**Set problem**: Gather each line in the entries that includes the string "непосредственно".

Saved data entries

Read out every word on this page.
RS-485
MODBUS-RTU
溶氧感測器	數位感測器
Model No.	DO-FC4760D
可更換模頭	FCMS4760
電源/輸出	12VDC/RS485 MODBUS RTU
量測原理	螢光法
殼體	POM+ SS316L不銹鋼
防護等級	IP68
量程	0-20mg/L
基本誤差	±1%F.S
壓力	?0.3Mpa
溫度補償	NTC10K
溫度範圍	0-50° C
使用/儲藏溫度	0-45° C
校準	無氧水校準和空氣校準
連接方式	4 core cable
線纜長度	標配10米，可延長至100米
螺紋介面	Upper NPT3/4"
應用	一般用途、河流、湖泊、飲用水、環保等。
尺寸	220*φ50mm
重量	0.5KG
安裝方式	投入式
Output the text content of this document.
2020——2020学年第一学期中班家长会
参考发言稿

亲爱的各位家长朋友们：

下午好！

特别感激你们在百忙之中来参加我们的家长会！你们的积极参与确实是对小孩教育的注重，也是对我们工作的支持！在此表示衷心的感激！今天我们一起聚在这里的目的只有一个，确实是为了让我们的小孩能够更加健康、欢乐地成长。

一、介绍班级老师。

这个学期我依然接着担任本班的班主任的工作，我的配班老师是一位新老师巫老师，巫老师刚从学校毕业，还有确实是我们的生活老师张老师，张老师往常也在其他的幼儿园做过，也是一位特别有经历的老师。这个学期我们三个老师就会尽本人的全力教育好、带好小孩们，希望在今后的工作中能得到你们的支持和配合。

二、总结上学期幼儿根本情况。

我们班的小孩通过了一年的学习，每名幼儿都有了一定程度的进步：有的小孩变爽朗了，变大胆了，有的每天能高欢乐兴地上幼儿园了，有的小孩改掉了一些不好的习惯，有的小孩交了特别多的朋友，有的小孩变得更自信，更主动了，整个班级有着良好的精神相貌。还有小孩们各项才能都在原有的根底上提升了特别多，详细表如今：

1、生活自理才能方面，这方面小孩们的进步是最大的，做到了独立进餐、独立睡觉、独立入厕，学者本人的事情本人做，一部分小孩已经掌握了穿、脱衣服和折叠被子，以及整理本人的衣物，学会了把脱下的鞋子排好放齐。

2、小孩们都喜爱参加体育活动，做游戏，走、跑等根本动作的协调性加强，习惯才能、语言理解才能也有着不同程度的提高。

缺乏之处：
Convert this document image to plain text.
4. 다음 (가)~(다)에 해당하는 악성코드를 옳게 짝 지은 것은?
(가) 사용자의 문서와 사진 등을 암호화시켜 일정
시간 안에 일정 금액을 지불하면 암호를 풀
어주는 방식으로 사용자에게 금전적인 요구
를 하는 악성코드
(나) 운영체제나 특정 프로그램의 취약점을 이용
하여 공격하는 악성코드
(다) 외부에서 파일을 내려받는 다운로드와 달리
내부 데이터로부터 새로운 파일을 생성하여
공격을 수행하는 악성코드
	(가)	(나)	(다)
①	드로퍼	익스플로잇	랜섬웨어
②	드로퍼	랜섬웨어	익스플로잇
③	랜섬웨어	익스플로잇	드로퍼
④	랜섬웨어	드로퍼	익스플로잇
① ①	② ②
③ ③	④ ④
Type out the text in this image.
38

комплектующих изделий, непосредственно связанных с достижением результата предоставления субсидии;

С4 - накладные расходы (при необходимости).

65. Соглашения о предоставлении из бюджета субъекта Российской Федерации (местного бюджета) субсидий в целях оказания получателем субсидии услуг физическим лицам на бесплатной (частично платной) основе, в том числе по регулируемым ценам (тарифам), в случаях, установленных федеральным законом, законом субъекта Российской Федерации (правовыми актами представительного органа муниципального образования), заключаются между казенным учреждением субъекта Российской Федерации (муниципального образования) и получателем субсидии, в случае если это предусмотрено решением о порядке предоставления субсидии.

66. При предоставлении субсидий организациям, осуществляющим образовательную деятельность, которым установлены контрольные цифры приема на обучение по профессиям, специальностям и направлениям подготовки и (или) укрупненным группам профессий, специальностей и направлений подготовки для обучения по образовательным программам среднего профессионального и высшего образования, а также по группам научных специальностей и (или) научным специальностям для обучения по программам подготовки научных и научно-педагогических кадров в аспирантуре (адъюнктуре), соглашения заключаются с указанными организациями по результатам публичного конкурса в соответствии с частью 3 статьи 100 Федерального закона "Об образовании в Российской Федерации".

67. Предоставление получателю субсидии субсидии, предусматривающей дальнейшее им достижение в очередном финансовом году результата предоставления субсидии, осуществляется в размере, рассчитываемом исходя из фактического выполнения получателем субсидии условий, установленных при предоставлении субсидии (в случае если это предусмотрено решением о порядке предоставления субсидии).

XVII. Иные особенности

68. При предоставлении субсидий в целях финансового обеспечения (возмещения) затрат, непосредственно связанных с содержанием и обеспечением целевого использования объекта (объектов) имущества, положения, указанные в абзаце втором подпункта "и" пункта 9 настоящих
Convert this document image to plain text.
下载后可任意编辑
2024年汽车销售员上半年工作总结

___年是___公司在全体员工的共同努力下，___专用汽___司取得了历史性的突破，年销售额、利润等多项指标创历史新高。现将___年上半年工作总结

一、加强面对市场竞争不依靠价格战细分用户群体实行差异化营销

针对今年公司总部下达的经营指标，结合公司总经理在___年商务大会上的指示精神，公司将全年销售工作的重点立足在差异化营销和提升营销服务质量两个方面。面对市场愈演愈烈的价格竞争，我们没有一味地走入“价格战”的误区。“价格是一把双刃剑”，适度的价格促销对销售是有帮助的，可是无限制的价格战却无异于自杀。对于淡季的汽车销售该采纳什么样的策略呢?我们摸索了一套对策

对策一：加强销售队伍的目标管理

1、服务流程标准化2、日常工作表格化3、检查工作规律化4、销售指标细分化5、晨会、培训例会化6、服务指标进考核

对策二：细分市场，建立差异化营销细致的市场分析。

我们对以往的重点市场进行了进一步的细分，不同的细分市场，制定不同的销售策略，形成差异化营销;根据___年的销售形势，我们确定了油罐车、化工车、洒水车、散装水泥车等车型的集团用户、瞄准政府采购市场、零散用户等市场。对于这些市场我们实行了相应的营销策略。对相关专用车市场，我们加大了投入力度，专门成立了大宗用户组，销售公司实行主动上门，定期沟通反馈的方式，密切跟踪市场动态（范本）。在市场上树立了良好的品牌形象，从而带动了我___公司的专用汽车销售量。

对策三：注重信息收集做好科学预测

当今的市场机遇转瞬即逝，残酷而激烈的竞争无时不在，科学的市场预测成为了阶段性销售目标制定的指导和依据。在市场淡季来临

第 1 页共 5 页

**Correct result**:
комплектующих изделий, непосредственно связанных с достижением результата предоставления субсидии;
68. При предоставлении субсидий в целях финансового обеспечения (возмещения) затрат, непосредственно связанных с содержанием и обеспечением целевого использования объекта (объектов) имущества, положения, указанные в абзаце втором подпункта "и" пункта 9 настоящих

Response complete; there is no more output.